• What is required: Copy each line below that includes "icon".

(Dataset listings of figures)

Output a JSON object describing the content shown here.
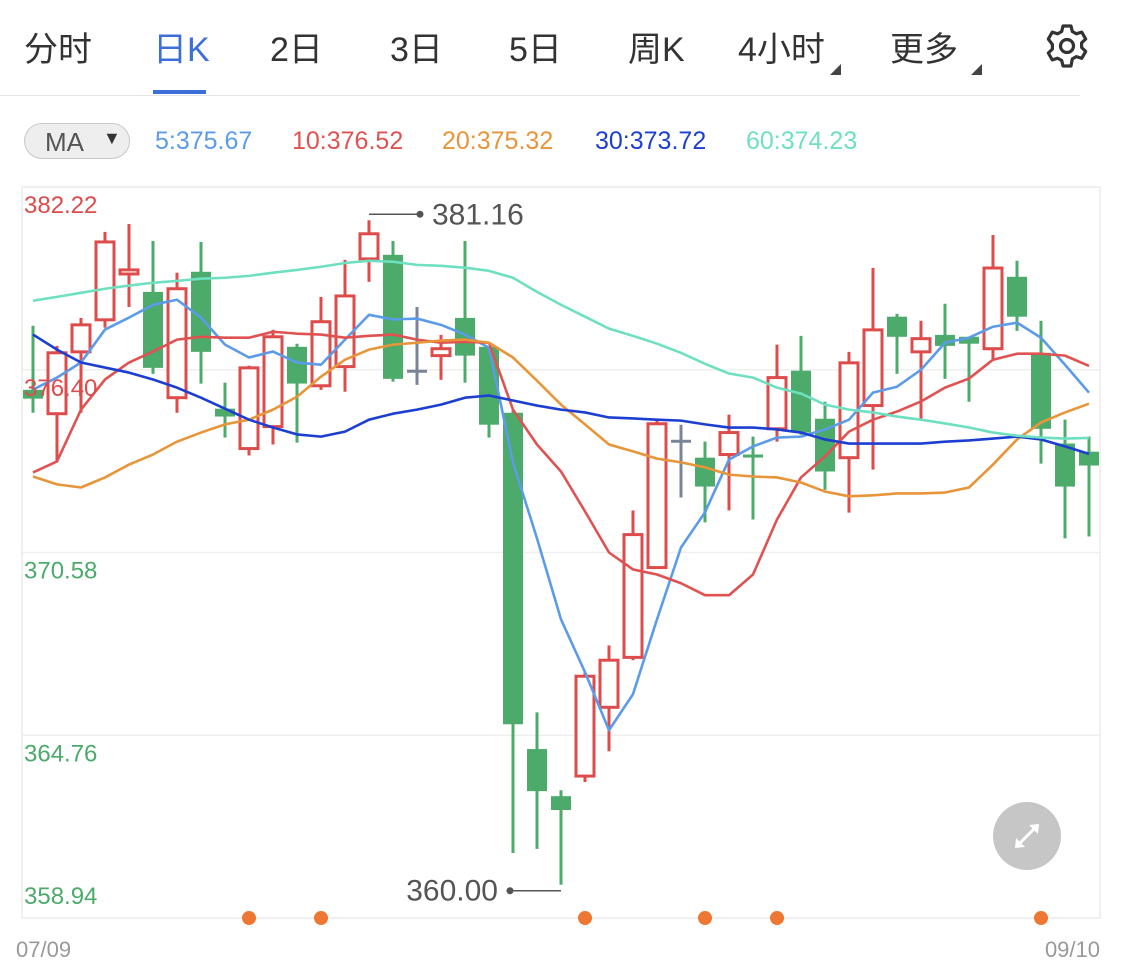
{
  "tabs": [
    {
      "label": "分时",
      "active": false
    },
    {
      "label": "日K",
      "active": true
    },
    {
      "label": "2日",
      "active": false
    },
    {
      "label": "3日",
      "active": false
    },
    {
      "label": "5日",
      "active": false
    },
    {
      "label": "周K",
      "active": false
    },
    {
      "label": "4小时",
      "active": false,
      "has_dropdown": true
    },
    {
      "label": "更多",
      "active": false,
      "has_dropdown": true
    }
  ],
  "settings_icon": "gear-icon",
  "indicator": {
    "selector_label": "MA",
    "dropdown_icon": "caret-down-icon"
  },
  "ma_legend": [
    {
      "label": "5:375.67",
      "color": "#5b9be8"
    },
    {
      "label": "10:376.52",
      "color": "#e05252"
    },
    {
      "label": "20:375.32",
      "color": "#e8953a"
    },
    {
      "label": "30:373.72",
      "color": "#1c3fd1"
    },
    {
      "label": "60:374.23",
      "color": "#6ee0c0"
    }
  ],
  "expand_icon": "expand-arrows-icon",
  "colors": {
    "up": "#dd4b4b",
    "down": "#4caa6a",
    "flat": "#7a8499",
    "accent": "#3d6fd8",
    "marker": "#ee7733"
  },
  "chart_data": {
    "type": "candlestick",
    "ylim": [
      358.94,
      382.22
    ],
    "y_ticks": [
      {
        "label": "382.22",
        "value": 382.22,
        "color": "#dd4b4b"
      },
      {
        "label": "376.40",
        "value": 376.4,
        "color": "#dd4b4b"
      },
      {
        "label": "370.58",
        "value": 370.58,
        "color": "#4caa6a"
      },
      {
        "label": "364.76",
        "value": 364.76,
        "color": "#4caa6a"
      },
      {
        "label": "358.94",
        "value": 358.94,
        "color": "#4caa6a"
      }
    ],
    "x_labels": {
      "start": "07/09",
      "end": "09/10"
    },
    "grid": true,
    "max_annotation": {
      "label": "381.16",
      "value": 381.16,
      "index": 14
    },
    "min_annotation": {
      "label": "360.00",
      "value": 360.0,
      "index": 22
    },
    "event_markers": [
      9,
      12,
      23,
      28,
      31,
      42
    ],
    "ohlc": [
      [
        375.76,
        377.8,
        375.03,
        375.48
      ],
      [
        375.0,
        377.16,
        373.47,
        376.94
      ],
      [
        376.97,
        378.05,
        375.03,
        377.83
      ],
      [
        377.99,
        380.79,
        377.74,
        380.47
      ],
      [
        379.45,
        381.04,
        378.4,
        379.58
      ],
      [
        378.88,
        380.5,
        376.27,
        376.46
      ],
      [
        375.51,
        379.49,
        375.03,
        378.98
      ],
      [
        379.52,
        380.47,
        375.96,
        376.97
      ],
      [
        375.16,
        375.99,
        374.24,
        374.91
      ],
      [
        373.89,
        376.53,
        373.67,
        376.46
      ],
      [
        374.59,
        377.67,
        374.02,
        377.45
      ],
      [
        377.13,
        377.23,
        374.08,
        375.96
      ],
      [
        375.89,
        378.72,
        375.76,
        377.93
      ],
      [
        376.5,
        379.9,
        375.7,
        378.75
      ],
      [
        379.93,
        381.16,
        379.2,
        380.73
      ],
      [
        380.06,
        380.5,
        376.02,
        376.11
      ],
      [
        376.4,
        378.4,
        375.92,
        376.4
      ],
      [
        376.85,
        377.51,
        376.08,
        377.07
      ],
      [
        378.05,
        380.5,
        375.99,
        376.85
      ],
      [
        377.13,
        377.13,
        374.24,
        374.65
      ],
      [
        375.03,
        375.1,
        361.01,
        365.11
      ],
      [
        364.32,
        365.49,
        361.14,
        362.98
      ],
      [
        362.82,
        363.01,
        360.0,
        362.38
      ],
      [
        363.46,
        366.77,
        363.27,
        366.64
      ],
      [
        365.65,
        367.62,
        364.25,
        367.15
      ],
      [
        367.24,
        371.92,
        367.15,
        371.15
      ],
      [
        370.1,
        374.78,
        370.1,
        374.68
      ],
      [
        374.17,
        374.65,
        372.33,
        374.17
      ],
      [
        373.6,
        374.11,
        371.54,
        372.68
      ],
      [
        373.7,
        374.97,
        371.92,
        374.4
      ],
      [
        373.7,
        374.27,
        371.63,
        373.67
      ],
      [
        374.52,
        377.2,
        374.11,
        376.15
      ],
      [
        376.37,
        377.48,
        374.33,
        374.4
      ],
      [
        374.84,
        375.38,
        372.58,
        373.16
      ],
      [
        373.6,
        376.97,
        371.85,
        376.62
      ],
      [
        375.26,
        379.64,
        373.22,
        377.67
      ],
      [
        378.09,
        378.18,
        376.27,
        377.45
      ],
      [
        376.97,
        377.96,
        374.84,
        377.39
      ],
      [
        377.51,
        378.5,
        376.11,
        377.16
      ],
      [
        377.45,
        377.45,
        375.38,
        377.23
      ],
      [
        377.07,
        380.69,
        376.72,
        379.64
      ],
      [
        379.36,
        379.87,
        377.64,
        378.09
      ],
      [
        376.94,
        377.96,
        373.41,
        374.52
      ],
      [
        374.05,
        374.81,
        371.03,
        372.68
      ],
      [
        373.79,
        374.27,
        371.09,
        373.35
      ]
    ],
    "series": [
      {
        "name": "5",
        "color": "#5b9be8",
        "values": [
          375.77,
          376.15,
          376.63,
          377.68,
          378.06,
          378.47,
          378.63,
          378.06,
          377.2,
          376.79,
          376.98,
          376.63,
          376.56,
          377.36,
          378.15,
          378.0,
          378.03,
          377.83,
          377.52,
          377.1,
          373.45,
          371.03,
          368.45,
          366.77,
          364.92,
          366.07,
          368.45,
          370.74,
          371.86,
          373.54,
          373.96,
          374.24,
          374.27,
          374.5,
          374.81,
          375.67,
          375.86,
          376.4,
          377.26,
          377.42,
          377.77,
          377.9,
          377.42,
          376.56,
          375.67
        ]
      },
      {
        "name": "10",
        "color": "#e05252",
        "values": [
          373.13,
          373.48,
          375.13,
          376.09,
          376.63,
          376.98,
          377.36,
          377.45,
          377.42,
          377.42,
          377.61,
          377.55,
          377.52,
          377.42,
          377.48,
          377.52,
          377.36,
          377.26,
          377.29,
          377.26,
          375.13,
          374.02,
          373.16,
          371.89,
          370.58,
          370.04,
          369.88,
          369.6,
          369.22,
          369.22,
          369.88,
          371.63,
          372.97,
          373.64,
          374.43,
          374.81,
          375.07,
          375.39,
          375.83,
          376.12,
          376.72,
          376.91,
          376.91,
          376.85,
          376.52
        ]
      },
      {
        "name": "20",
        "color": "#e8953a",
        "values": [
          373.0,
          372.75,
          372.65,
          372.97,
          373.38,
          373.7,
          374.11,
          374.4,
          374.66,
          374.81,
          375.13,
          375.54,
          376.18,
          376.72,
          377.04,
          377.2,
          377.26,
          377.33,
          377.36,
          377.26,
          376.79,
          376.05,
          375.29,
          374.66,
          374.02,
          373.8,
          373.57,
          373.45,
          373.29,
          373.06,
          373.0,
          372.97,
          372.81,
          372.52,
          372.37,
          372.4,
          372.46,
          372.46,
          372.49,
          372.65,
          373.38,
          374.18,
          374.72,
          375.04,
          375.32
        ]
      },
      {
        "name": "30",
        "color": "#1c3fd1",
        "values": [
          377.52,
          377.04,
          376.63,
          376.47,
          376.31,
          376.09,
          375.83,
          375.51,
          375.16,
          374.81,
          374.56,
          374.34,
          374.27,
          374.43,
          374.81,
          375.0,
          375.13,
          375.29,
          375.51,
          375.58,
          375.42,
          375.26,
          375.13,
          375.04,
          374.88,
          374.85,
          374.81,
          374.78,
          374.66,
          374.56,
          374.56,
          374.5,
          374.4,
          374.18,
          374.05,
          374.05,
          374.05,
          374.05,
          374.11,
          374.15,
          374.21,
          374.27,
          374.18,
          373.96,
          373.72
        ]
      },
      {
        "name": "60",
        "color": "#6ee0c0",
        "values": [
          378.6,
          378.72,
          378.85,
          378.98,
          379.08,
          379.17,
          379.23,
          379.3,
          379.33,
          379.39,
          379.49,
          379.58,
          379.68,
          379.8,
          379.87,
          379.84,
          379.74,
          379.71,
          379.65,
          379.55,
          379.33,
          378.88,
          378.47,
          378.09,
          377.71,
          377.48,
          377.23,
          376.94,
          376.59,
          376.28,
          376.15,
          375.83,
          375.64,
          375.29,
          375.13,
          375.04,
          374.91,
          374.81,
          374.69,
          374.56,
          374.4,
          374.3,
          374.24,
          374.21,
          374.23
        ]
      }
    ]
  }
}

• Answer to the task:
  "settings_icon": "gear-icon",
    "dropdown_icon": "caret-down-icon"
  "expand_icon": "expand-arrows-icon",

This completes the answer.